• **Challenge**:
Here are some records. Copy each one exactly.

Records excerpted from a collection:

········

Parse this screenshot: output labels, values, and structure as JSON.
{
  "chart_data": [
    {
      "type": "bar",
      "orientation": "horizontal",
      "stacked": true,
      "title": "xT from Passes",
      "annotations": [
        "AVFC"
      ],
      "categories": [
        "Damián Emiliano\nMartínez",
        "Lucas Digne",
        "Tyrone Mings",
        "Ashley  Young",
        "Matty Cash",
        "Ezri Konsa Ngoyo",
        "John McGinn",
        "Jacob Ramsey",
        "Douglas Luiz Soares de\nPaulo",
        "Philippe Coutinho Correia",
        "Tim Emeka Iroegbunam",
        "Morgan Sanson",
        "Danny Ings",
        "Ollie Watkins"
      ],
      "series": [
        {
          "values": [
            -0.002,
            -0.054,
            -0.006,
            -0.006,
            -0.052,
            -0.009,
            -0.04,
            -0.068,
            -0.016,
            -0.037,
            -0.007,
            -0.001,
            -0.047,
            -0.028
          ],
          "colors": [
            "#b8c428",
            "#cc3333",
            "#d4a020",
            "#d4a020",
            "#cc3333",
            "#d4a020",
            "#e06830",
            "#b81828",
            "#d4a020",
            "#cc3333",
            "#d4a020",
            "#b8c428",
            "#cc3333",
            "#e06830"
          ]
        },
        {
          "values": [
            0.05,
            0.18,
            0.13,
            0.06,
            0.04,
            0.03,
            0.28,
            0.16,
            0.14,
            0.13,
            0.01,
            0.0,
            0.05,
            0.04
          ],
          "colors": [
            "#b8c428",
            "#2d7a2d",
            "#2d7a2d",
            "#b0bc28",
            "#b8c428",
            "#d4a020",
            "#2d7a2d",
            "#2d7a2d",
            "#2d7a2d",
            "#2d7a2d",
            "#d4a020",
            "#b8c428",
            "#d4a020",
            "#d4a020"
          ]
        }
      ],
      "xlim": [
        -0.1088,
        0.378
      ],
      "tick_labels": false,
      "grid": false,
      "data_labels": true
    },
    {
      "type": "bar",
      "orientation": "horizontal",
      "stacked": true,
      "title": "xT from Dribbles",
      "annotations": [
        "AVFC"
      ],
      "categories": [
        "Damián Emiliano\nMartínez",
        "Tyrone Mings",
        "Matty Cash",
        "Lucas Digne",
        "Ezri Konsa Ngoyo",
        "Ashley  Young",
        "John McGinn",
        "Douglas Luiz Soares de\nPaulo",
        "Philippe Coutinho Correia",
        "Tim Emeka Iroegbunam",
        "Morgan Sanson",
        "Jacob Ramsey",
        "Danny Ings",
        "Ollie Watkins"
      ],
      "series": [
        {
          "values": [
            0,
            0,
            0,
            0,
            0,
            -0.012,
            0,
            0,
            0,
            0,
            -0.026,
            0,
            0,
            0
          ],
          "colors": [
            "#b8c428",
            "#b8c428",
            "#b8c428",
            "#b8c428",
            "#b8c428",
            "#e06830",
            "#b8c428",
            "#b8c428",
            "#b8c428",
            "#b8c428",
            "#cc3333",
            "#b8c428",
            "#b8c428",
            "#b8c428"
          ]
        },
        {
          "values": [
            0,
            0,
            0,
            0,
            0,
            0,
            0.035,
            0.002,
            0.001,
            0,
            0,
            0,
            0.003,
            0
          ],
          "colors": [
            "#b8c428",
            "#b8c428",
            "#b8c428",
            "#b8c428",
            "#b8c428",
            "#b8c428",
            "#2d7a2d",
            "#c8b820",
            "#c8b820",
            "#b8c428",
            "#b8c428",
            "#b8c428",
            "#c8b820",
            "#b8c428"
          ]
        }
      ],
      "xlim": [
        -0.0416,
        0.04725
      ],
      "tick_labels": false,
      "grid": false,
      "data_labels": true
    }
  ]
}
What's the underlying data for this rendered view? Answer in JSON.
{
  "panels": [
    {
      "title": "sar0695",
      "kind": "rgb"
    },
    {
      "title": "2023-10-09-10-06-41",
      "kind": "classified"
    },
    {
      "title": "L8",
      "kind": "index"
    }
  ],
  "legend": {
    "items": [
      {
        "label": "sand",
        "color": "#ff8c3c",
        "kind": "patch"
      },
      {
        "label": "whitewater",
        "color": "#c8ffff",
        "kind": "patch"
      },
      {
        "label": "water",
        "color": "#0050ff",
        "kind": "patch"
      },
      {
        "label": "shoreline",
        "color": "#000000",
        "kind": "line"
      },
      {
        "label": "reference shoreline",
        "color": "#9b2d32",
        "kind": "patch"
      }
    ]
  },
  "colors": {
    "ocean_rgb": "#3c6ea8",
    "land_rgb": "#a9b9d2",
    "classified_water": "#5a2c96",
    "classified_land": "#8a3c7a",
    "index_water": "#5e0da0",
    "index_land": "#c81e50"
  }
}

········

• **Finished exercise**:
Parse this screenshot: output labels, values, and structure as JSON.
{
  "chart_data": [
    {
      "type": "bar",
      "orientation": "horizontal",
      "stacked": true,
      "title": "xT from Passes",
      "annotations": [
        "AVFC"
      ],
      "categories": [
        "Damián Emiliano\nMartínez",
        "Lucas Digne",
        "Tyrone Mings",
        "Ashley  Young",
        "Matty Cash",
        "Ezri Konsa Ngoyo",
        "John McGinn",
        "Jacob Ramsey",
        "Douglas Luiz Soares de\nPaulo",
        "Philippe Coutinho Correia",
        "Tim Emeka Iroegbunam",
        "Morgan Sanson",
        "Danny Ings",
        "Ollie Watkins"
      ],
      "series": [
        {
          "values": [
            -0.002,
            -0.054,
            -0.006,
            -0.006,
            -0.052,
            -0.009,
            -0.04,
            -0.068,
            -0.016,
            -0.037,
            -0.007,
            -0.001,
            -0.047,
            -0.028
          ],
          "colors": [
            "#b8c428",
            "#cc3333",
            "#d4a020",
            "#d4a020",
            "#cc3333",
            "#d4a020",
            "#e06830",
            "#b81828",
            "#d4a020",
            "#cc3333",
            "#d4a020",
            "#b8c428",
            "#cc3333",
            "#e06830"
          ]
        },
        {
          "values": [
            0.05,
            0.18,
            0.13,
            0.06,
            0.04,
            0.03,
            0.28,
            0.16,
            0.14,
            0.13,
            0.01,
            0.0,
            0.05,
            0.04
          ],
          "colors": [
            "#b8c428",
            "#2d7a2d",
            "#2d7a2d",
            "#b0bc28",
            "#b8c428",
            "#d4a020",
            "#2d7a2d",
            "#2d7a2d",
            "#2d7a2d",
            "#2d7a2d",
            "#d4a020",
            "#b8c428",
            "#d4a020",
            "#d4a020"
          ]
        }
      ],
      "xlim": [
        -0.1088,
        0.378
      ],
      "tick_labels": false,
      "grid": false,
      "data_labels": true
    },
    {
      "type": "bar",
      "orientation": "horizontal",
      "stacked": true,
      "title": "xT from Dribbles",
      "annotations": [
        "AVFC"
      ],
      "categories": [
        "Damián Emiliano\nMartínez",
        "Tyrone Mings",
        "Matty Cash",
        "Lucas Digne",
        "Ezri Konsa Ngoyo",
        "Ashley  Young",
        "John McGinn",
        "Douglas Luiz Soares de\nPaulo",
        "Philippe Coutinho Correia",
        "Tim Emeka Iroegbunam",
        "Morgan Sanson",
        "Jacob Ramsey",
        "Danny Ings",
        "Ollie Watkins"
      ],
      "series": [
        {
          "values": [
            0,
            0,
            0,
            0,
            0,
            -0.012,
            0,
            0,
            0,
            0,
            -0.026,
            0,
            0,
            0
          ],
          "colors": [
            "#b8c428",
            "#b8c428",
            "#b8c428",
            "#b8c428",
            "#b8c428",
            "#e06830",
            "#b8c428",
            "#b8c428",
            "#b8c428",
            "#b8c428",
            "#cc3333",
            "#b8c428",
            "#b8c428",
            "#b8c428"
          ]
        },
        {
          "values": [
            0,
            0,
            0,
            0,
            0,
            0,
            0.035,
            0.002,
            0.001,
            0,
            0,
            0,
            0.003,
            0
          ],
          "colors": [
            "#b8c428",
            "#b8c428",
            "#b8c428",
            "#b8c428",
            "#b8c428",
            "#b8c428",
            "#2d7a2d",
            "#c8b820",
            "#c8b820",
            "#b8c428",
            "#b8c428",
            "#b8c428",
            "#c8b820",
            "#b8c428"
          ]
        }
      ],
      "xlim": [
        -0.0416,
        0.04725
      ],
      "tick_labels": false,
      "grid": false,
      "data_labels": true
    }
  ]
}
What's the underlying data for this rendered view? Answer in JSON.
{
  "panels": [
    {
      "title": "sar0695",
      "kind": "rgb"
    },
    {
      "title": "2023-10-09-10-06-41",
      "kind": "classified"
    },
    {
      "title": "L8",
      "kind": "index"
    }
  ],
  "legend": {
    "items": [
      {
        "label": "sand",
        "color": "#ff8c3c",
        "kind": "patch"
      },
      {
        "label": "whitewater",
        "color": "#c8ffff",
        "kind": "patch"
      },
      {
        "label": "water",
        "color": "#0050ff",
        "kind": "patch"
      },
      {
        "label": "shoreline",
        "color": "#000000",
        "kind": "line"
      },
      {
        "label": "reference shoreline",
        "color": "#9b2d32",
        "kind": "patch"
      }
    ]
  },
  "colors": {
    "ocean_rgb": "#3c6ea8",
    "land_rgb": "#a9b9d2",
    "classified_water": "#5a2c96",
    "classified_land": "#8a3c7a",
    "index_water": "#5e0da0",
    "index_land": "#c81e50"
  }
}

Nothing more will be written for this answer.